Gradient Checkpointing¤

Reduce memory by recomputing activations during backward pass.

Basic Gradient Checkpointing¤

import jax
from jax.ad_checkpoint import checkpoint as jax_checkpoint
from flax import nnx

class CheckpointedModel(nnx.Module):
    """Model with gradient checkpointing."""

    def __init__(
        self,
        num_layers: int,
        hidden_dim: int,
        *,
        rngs: nnx.Rngs,
    ):
        super().__init__()

        # Create layers
        self.layers = [
            nnx.Linear(hidden_dim, hidden_dim, rngs=rngs)
            for _ in range(num_layers)
        ]

    def __call__(self, x: jax.Array) -> jax.Array:
        """Forward pass with checkpointing."""
        # Checkpoint each layer
        for layer in self.layers:
            # Activations not stored in memory
            # Will be recomputed during backward pass
            x = jax_checkpoint(lambda x: nnx.relu(layer(x)))(x)

        return x


# Create model
model = CheckpointedModel(
    num_layers=100,  # Can train much deeper models
    hidden_dim=1024,
    rngs=nnx.Rngs(0),
)

# Training step (automatic recomputation)

= = = =

■ **STATED TASK 1**: Reproduce the part of the gradient checkpointing excerpt from "def __call__(self, x: jax.Array)" to "jax_checkpoint(lambda x: nnx.relu(layer(x)))(x)" word for word.

= = = =

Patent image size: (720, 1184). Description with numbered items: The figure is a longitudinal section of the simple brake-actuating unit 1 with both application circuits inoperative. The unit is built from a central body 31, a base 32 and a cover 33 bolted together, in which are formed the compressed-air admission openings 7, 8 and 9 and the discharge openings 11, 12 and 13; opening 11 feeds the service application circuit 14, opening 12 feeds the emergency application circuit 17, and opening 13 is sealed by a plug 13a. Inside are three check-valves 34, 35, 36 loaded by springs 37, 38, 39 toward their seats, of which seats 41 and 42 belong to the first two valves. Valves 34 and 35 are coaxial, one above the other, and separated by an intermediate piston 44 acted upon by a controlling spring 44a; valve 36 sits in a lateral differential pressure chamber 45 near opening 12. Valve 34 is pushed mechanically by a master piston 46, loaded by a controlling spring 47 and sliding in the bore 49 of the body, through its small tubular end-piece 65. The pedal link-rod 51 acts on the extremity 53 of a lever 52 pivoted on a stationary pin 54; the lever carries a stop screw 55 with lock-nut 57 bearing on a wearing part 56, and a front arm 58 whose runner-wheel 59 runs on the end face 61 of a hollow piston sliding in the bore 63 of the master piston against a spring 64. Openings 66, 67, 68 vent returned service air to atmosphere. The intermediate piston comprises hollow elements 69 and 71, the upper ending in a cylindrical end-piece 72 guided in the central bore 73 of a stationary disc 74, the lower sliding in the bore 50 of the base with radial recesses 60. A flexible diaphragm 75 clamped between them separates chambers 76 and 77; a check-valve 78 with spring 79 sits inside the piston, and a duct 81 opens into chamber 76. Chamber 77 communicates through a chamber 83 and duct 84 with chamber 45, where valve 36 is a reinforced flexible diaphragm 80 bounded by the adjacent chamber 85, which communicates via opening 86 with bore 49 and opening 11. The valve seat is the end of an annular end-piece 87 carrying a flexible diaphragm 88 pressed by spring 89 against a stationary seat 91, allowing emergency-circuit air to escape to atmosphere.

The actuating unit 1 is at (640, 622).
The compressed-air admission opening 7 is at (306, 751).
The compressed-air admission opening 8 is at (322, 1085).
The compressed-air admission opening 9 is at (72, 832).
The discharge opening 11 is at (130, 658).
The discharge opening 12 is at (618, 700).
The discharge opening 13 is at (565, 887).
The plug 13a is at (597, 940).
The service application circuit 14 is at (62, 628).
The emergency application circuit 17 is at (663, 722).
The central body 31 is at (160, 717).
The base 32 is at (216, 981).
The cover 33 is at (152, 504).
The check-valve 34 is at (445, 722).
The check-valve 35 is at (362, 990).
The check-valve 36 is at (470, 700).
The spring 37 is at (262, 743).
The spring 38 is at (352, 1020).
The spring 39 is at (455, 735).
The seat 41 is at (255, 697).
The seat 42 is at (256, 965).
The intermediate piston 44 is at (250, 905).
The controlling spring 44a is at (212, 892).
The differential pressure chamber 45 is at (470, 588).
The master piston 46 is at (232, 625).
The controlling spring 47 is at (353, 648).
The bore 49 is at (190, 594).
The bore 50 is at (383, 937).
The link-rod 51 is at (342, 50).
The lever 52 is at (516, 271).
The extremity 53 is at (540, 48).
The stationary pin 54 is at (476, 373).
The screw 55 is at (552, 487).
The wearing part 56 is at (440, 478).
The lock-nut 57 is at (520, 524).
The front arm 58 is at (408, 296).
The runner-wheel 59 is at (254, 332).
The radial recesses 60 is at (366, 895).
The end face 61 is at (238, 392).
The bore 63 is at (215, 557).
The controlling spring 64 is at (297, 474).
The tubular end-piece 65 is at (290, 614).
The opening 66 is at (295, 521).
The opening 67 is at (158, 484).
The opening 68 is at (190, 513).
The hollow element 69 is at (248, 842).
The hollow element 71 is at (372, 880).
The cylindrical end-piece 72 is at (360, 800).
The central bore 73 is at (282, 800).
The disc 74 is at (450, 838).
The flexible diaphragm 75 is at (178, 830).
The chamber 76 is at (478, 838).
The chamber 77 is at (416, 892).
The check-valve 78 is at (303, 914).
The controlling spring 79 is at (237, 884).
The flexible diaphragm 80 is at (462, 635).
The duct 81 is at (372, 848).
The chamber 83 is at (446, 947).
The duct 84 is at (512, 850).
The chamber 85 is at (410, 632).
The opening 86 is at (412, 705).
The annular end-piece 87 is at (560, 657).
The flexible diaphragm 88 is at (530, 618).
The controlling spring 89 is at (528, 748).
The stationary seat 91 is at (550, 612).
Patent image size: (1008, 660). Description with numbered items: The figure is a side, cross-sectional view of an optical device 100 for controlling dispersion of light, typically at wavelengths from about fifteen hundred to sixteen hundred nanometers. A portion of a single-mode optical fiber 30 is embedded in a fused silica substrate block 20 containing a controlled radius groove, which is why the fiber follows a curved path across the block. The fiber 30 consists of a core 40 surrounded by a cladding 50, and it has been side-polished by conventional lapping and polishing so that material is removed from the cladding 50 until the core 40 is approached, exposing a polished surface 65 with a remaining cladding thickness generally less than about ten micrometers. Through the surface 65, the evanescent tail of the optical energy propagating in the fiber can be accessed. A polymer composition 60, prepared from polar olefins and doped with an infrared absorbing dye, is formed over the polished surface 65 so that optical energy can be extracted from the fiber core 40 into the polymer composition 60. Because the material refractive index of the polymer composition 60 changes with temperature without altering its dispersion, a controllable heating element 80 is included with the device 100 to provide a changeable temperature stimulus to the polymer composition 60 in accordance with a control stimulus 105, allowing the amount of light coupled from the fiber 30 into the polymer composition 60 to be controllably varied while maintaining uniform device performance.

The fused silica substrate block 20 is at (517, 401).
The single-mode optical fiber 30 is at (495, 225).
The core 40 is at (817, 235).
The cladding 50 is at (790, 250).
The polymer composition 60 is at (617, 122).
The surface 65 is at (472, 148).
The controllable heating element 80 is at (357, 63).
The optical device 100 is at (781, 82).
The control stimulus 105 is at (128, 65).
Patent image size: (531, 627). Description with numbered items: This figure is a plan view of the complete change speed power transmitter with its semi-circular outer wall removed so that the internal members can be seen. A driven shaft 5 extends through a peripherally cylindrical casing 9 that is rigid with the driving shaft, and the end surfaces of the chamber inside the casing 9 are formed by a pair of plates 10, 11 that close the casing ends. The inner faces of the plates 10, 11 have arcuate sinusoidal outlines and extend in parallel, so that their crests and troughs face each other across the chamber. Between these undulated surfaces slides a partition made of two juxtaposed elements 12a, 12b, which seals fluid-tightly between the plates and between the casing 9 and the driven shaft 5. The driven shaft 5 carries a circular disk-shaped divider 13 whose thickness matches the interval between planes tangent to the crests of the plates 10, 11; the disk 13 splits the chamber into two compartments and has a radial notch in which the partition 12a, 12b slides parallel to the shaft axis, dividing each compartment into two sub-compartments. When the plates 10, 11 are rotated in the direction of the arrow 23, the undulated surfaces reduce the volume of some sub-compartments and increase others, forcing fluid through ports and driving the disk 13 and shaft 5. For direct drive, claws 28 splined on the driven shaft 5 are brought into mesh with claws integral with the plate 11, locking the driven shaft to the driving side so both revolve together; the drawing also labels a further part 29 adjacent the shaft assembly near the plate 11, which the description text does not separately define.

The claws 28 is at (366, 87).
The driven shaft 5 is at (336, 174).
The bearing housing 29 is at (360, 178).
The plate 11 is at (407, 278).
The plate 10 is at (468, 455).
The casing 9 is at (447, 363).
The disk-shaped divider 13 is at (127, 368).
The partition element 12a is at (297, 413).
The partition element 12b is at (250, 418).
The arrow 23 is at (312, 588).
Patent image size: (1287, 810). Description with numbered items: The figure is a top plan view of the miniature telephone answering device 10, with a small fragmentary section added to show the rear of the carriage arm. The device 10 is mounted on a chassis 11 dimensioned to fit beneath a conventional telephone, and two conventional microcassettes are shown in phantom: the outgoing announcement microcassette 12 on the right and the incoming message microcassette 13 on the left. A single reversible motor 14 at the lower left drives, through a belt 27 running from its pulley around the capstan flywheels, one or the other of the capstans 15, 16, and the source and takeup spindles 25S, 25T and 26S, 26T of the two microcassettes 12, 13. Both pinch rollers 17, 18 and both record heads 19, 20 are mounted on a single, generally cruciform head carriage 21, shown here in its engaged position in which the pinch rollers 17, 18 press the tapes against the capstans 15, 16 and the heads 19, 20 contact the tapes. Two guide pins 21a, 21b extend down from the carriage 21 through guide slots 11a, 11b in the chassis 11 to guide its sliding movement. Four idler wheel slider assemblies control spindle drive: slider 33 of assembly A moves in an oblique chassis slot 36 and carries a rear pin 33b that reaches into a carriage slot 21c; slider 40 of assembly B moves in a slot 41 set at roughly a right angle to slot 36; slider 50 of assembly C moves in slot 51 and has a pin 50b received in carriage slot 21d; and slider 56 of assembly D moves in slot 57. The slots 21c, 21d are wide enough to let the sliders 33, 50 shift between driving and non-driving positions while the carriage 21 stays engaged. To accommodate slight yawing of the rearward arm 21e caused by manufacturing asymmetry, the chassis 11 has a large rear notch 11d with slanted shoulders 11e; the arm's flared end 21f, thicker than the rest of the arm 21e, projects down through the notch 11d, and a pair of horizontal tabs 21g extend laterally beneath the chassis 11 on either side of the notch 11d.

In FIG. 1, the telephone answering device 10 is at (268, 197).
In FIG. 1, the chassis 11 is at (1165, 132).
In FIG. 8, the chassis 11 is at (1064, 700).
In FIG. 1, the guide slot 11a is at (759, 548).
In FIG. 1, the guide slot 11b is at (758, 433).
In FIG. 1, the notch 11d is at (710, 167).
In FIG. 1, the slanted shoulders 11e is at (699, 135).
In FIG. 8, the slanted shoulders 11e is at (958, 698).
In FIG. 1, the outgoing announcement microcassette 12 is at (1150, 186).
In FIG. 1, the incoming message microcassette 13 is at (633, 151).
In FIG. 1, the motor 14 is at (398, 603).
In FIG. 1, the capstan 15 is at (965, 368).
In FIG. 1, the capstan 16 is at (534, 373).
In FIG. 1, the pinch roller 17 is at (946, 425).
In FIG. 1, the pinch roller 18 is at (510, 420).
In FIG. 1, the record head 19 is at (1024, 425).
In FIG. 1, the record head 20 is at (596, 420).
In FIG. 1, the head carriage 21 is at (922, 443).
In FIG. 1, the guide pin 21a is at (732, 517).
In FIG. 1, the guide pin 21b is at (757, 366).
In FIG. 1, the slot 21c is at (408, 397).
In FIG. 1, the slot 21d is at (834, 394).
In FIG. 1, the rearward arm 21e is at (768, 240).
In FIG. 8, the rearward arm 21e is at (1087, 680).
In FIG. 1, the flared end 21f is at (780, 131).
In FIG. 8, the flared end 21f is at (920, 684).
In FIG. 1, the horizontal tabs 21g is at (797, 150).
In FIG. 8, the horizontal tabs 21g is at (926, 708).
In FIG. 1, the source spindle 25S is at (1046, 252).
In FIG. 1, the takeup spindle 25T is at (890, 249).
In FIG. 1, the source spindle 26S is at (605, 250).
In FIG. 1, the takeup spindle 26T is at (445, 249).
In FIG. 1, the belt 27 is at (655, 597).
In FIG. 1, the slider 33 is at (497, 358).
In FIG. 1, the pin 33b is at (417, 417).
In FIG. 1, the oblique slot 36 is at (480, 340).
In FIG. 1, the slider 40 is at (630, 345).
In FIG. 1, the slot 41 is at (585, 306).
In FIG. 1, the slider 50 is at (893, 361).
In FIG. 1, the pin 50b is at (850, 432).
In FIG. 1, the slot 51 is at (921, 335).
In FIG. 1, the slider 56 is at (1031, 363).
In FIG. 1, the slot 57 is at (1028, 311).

= = = =

■ **STATED TASK 2**: Render the rows from the line with "Patent image size: (1287, 810)." to the line with "In FIG. 8, the chassis 11 is at (1064, 700).", both included, as a JSON list of strings with one string per line, omitting blank lines.

■ **FINAL RESULT 1**:
def __call__(self, x: jax.Array) -> jax.Array:
        """Forward pass with checkpointing."""
        # Checkpoint each layer
        for layer in self.layers:
            # Activations not stored in memory
            # Will be recomputed during backward pass
            x = jax_checkpoint(lambda x: nnx.relu(layer(x)))(x)

■ **FINAL RESULT 2**:
[
  "Patent image size: (1287, 810). Description with numbered items: The figure is a top plan view of the miniature telephone answering device 10, with a small fragmentary section added to show the rear of the carriage arm. The device 10 is mounted on a chassis 11 dimensioned to fit beneath a conventional telephone, and two conventional microcassettes are shown in phantom: the outgoing announcement microcassette 12 on the right and the incoming message microcassette 13 on the left. A single reversible motor 14 at the lower left drives, through a belt 27 running from its pulley around the capstan flywheels, one or the other of the capstans 15, 16, and the source and takeup spindles 25S, 25T and 26S, 26T of the two microcassettes 12, 13. Both pinch rollers 17, 18 and both record heads 19, 20 are mounted on a single, generally cruciform head carriage 21, shown here in its engaged position in which the pinch rollers 17, 18 press the tapes against the capstans 15, 16 and the heads 19, 20 contact the tapes. Two guide pins 21a, 21b extend down from the carriage 21 through guide slots 11a, 11b in the chassis 11 to guide its sliding movement. Four idler wheel slider assemblies control spindle drive: slider 33 of assembly A moves in an oblique chassis slot 36 and carries a rear pin 33b that reaches into a carriage slot 21c; slider 40 of assembly B moves in a slot 41 set at roughly a right angle to slot 36; slider 50 of assembly C moves in slot 51 and has a pin 50b received in carriage slot 21d; and slider 56 of assembly D moves in slot 57. The slots 21c, 21d are wide enough to let the sliders 33, 50 shift between driving and non-driving positions while the carriage 21 stays engaged. To accommodate slight yawing of the rearward arm 21e caused by manufacturing asymmetry, the chassis 11 has a large rear notch 11d with slanted shoulders 11e; the arm's flared end 21f, thicker than the rest of the arm 21e, projects down through the notch 11d, and a pair of horizontal tabs 21g extend laterally beneath the chassis 11 on either side of the notch 11d.",
  "In FIG. 1, the telephone answering device 10 is at (268, 197).",
  "In FIG. 1, the chassis 11 is at (1165, 132).",
  "In FIG. 8, the chassis 11 is at (1064, 700)."
]